— BEGIN Given records —
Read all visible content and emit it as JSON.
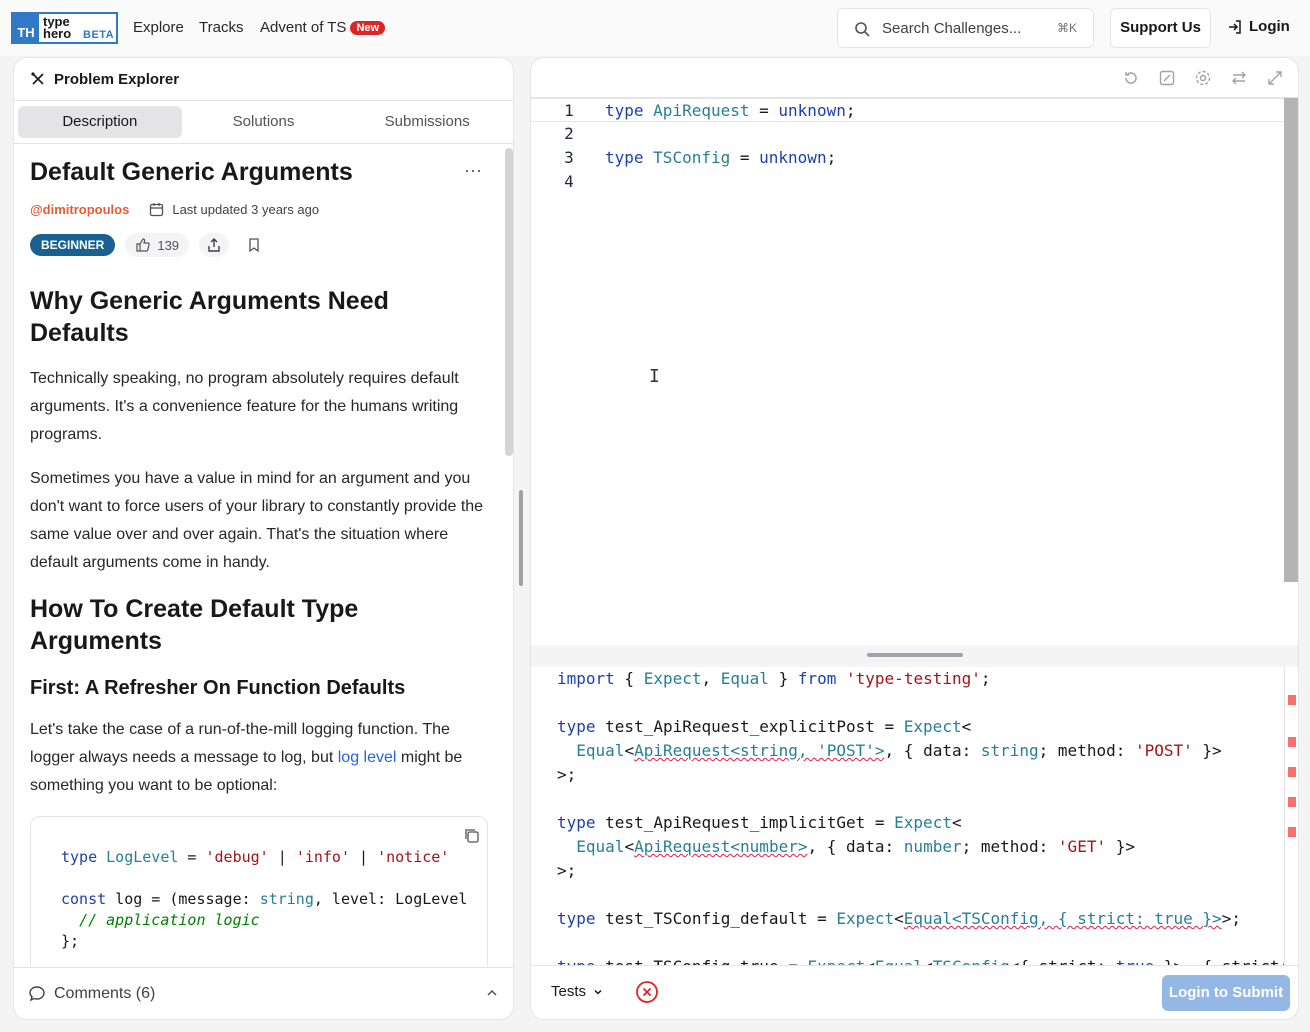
{
  "nav": {
    "logo_th": "TH",
    "logo_line1": "type",
    "logo_line2": "hero",
    "logo_beta": "BETA",
    "links": [
      "Explore",
      "Tracks",
      "Advent of TS"
    ],
    "new_badge": "New",
    "search_placeholder": "Search Challenges...",
    "search_shortcut": "⌘K",
    "support": "Support Us",
    "login": "Login"
  },
  "left": {
    "header": "Problem Explorer",
    "tabs": [
      "Description",
      "Solutions",
      "Submissions"
    ],
    "active_tab": "Description",
    "title": "Default Generic Arguments",
    "author": "@dimitropoulos",
    "updated": "Last updated 3 years ago",
    "difficulty": "BEGINNER",
    "likes": "139",
    "h2_1": "Why Generic Arguments Need Defaults",
    "p1": "Technically speaking, no program absolutely requires default arguments. It's a convenience feature for the humans writing programs.",
    "p2": "Sometimes you have a value in mind for an argument and you don't want to force users of your library to constantly provide the same value over and over again. That's the situation where default arguments come in handy.",
    "h2_2": "How To Create Default Type Arguments",
    "h3_1": "First: A Refresher On Function Defaults",
    "p3_a": "Let's take the case of a run-of-the-mill logging function. The logger always needs a message to log, but ",
    "p3_link": "log level",
    "p3_b": " might be something you want to be optional:",
    "comments": "Comments (6)"
  },
  "editor": {
    "line_numbers": [
      "1",
      "2",
      "3",
      "4"
    ],
    "lines": [
      "type ApiRequest = unknown;",
      "",
      "type TSConfig = unknown;",
      ""
    ]
  },
  "footer": {
    "tests_label": "Tests",
    "submit": "Login to Submit"
  },
  "colors": {
    "brand": "#3178c6",
    "author": "#e35d36",
    "beginner": "#1a6091",
    "submit_disabled": "#93b8e6",
    "error": "#e11d48"
  }
}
— END Given records —
**Challenge**
Except for the pictures, print the data above exactly.

**The reply**
Read all visible content and emit it as JSON.
{
  "nav": {
    "logo_th": "TH",
    "logo_line1": "type",
    "logo_line2": "hero",
    "logo_beta": "BETA",
    "links": [
      "Explore",
      "Tracks",
      "Advent of TS"
    ],
    "new_badge": "New",
    "search_placeholder": "Search Challenges...",
    "search_shortcut": "⌘K",
    "support": "Support Us",
    "login": "Login"
  },
  "left": {
    "header": "Problem Explorer",
    "tabs": [
      "Description",
      "Solutions",
      "Submissions"
    ],
    "active_tab": "Description",
    "title": "Default Generic Arguments",
    "author": "@dimitropoulos",
    "updated": "Last updated 3 years ago",
    "difficulty": "BEGINNER",
    "likes": "139",
    "h2_1": "Why Generic Arguments Need Defaults",
    "p1": "Technically speaking, no program absolutely requires default arguments. It's a convenience feature for the humans writing programs.",
    "p2": "Sometimes you have a value in mind for an argument and you don't want to force users of your library to constantly provide the same value over and over again. That's the situation where default arguments come in handy.",
    "h2_2": "How To Create Default Type Arguments",
    "h3_1": "First: A Refresher On Function Defaults",
    "p3_a": "Let's take the case of a run-of-the-mill logging function. The logger always needs a message to log, but ",
    "p3_link": "log level",
    "p3_b": " might be something you want to be optional:",
    "comments": "Comments (6)"
  },
  "editor": {
    "line_numbers": [
      "1",
      "2",
      "3",
      "4"
    ],
    "lines": [
      "type ApiRequest = unknown;",
      "",
      "type TSConfig = unknown;",
      ""
    ]
  },
  "footer": {
    "tests_label": "Tests",
    "submit": "Login to Submit"
  },
  "colors": {
    "brand": "#3178c6",
    "author": "#e35d36",
    "beginner": "#1a6091",
    "submit_disabled": "#93b8e6",
    "error": "#e11d48"
  }
}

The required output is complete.